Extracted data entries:
^^^^^^^^^^^^^^^^
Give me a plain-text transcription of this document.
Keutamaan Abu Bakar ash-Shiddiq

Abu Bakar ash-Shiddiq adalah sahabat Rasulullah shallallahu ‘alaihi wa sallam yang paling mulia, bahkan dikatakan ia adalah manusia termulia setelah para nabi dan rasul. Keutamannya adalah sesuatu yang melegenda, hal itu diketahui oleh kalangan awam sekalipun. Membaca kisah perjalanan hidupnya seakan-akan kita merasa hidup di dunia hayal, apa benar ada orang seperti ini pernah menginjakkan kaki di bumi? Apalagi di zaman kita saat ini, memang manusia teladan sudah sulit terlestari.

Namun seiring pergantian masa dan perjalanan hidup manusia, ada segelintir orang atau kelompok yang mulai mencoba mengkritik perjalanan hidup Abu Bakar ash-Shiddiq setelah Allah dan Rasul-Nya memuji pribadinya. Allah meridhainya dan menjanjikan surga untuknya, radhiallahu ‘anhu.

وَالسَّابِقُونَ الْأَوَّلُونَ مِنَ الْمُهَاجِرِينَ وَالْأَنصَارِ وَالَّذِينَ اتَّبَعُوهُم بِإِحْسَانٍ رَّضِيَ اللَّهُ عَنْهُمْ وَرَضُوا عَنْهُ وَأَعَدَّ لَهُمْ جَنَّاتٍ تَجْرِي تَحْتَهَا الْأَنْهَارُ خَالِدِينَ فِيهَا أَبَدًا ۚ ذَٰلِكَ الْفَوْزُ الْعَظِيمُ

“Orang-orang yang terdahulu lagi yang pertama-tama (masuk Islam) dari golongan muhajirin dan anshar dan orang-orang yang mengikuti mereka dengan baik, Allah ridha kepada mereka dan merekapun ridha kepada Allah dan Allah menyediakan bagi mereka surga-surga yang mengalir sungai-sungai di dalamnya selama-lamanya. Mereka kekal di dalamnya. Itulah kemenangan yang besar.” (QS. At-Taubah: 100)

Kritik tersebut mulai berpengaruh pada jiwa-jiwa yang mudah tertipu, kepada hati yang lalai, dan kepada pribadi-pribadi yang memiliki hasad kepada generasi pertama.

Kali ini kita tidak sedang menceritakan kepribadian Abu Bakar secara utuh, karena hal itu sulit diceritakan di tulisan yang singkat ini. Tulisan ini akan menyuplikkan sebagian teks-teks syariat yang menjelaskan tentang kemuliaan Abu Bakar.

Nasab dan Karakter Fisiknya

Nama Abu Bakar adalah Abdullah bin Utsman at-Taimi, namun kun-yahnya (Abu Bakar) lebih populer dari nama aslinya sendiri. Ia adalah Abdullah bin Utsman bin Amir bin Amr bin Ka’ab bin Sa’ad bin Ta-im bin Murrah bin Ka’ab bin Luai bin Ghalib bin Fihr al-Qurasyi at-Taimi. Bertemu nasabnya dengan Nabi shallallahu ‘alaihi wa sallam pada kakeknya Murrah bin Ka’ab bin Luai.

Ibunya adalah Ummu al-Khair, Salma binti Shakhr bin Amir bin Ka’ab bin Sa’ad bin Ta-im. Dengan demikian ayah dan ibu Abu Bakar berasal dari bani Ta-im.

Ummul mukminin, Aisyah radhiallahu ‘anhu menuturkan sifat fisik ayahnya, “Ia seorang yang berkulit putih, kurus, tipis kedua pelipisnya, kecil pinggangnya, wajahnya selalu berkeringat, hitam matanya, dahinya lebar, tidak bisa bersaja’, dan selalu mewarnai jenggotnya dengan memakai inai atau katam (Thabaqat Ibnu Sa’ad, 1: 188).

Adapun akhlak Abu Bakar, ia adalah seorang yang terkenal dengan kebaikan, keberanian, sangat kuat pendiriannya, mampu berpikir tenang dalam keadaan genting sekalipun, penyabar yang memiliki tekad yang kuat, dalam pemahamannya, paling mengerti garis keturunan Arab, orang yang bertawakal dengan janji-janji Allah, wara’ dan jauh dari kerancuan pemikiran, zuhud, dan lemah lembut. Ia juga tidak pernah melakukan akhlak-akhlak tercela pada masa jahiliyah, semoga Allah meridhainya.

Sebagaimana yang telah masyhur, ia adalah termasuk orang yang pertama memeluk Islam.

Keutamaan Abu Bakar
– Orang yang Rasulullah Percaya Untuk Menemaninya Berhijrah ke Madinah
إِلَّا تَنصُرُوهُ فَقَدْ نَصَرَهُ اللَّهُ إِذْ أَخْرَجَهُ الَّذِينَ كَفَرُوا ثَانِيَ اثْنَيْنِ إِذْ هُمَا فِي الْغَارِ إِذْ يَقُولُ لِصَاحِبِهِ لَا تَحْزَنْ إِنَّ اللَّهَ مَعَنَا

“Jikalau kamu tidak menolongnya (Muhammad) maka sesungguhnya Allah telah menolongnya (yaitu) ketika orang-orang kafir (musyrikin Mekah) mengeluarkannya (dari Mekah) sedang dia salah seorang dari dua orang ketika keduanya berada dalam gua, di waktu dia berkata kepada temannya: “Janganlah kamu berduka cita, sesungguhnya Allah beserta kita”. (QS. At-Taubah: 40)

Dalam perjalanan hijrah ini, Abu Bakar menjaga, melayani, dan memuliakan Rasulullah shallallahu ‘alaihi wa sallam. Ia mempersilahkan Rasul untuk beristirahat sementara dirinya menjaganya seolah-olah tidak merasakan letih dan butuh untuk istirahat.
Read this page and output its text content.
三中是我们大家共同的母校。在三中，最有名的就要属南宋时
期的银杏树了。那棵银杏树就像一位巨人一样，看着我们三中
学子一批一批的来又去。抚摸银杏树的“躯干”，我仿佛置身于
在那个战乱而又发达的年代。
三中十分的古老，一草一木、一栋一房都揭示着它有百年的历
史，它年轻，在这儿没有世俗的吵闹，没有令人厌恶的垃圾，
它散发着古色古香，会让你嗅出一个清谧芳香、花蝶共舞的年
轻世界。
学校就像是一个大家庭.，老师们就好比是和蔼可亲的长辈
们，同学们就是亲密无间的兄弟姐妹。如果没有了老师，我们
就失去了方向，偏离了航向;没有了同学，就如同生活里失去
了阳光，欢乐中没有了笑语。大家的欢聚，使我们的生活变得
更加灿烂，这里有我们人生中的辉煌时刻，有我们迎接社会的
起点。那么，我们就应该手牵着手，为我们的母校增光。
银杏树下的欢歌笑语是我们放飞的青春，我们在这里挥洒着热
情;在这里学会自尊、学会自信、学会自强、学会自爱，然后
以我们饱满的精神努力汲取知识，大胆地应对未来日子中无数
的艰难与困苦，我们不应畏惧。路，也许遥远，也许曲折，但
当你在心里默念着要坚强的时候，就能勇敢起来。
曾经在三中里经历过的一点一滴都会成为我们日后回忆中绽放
^^^^^^^^^^^^^^^^
> _Your task_
Show every line from the entries above in which "Amir" appears.

> _Exercise response_
Nama Abu Bakar adalah Abdullah bin Utsman at-Taimi, namun kun-yahnya (Abu Bakar) lebih populer dari nama aslinya sendiri. Ia adalah Abdullah bin Utsman bin Amir bin Amr bin Ka’ab bin Sa’ad bin Ta-im bin Murrah bin Ka’ab bin Luai bin Ghalib bin Fihr al-Qurasyi at-Taimi. Bertemu nasabnya dengan Nabi shallallahu ‘alaihi wa sallam pada kakeknya Murrah bin Ka’ab bin Luai.
Ibunya adalah Ummu al-Khair, Salma binti Shakhr bin Amir bin Ka’ab bin Sa’ad bin Ta-im. Dengan demikian ayah dan ibu Abu Bakar berasal dari bani Ta-im.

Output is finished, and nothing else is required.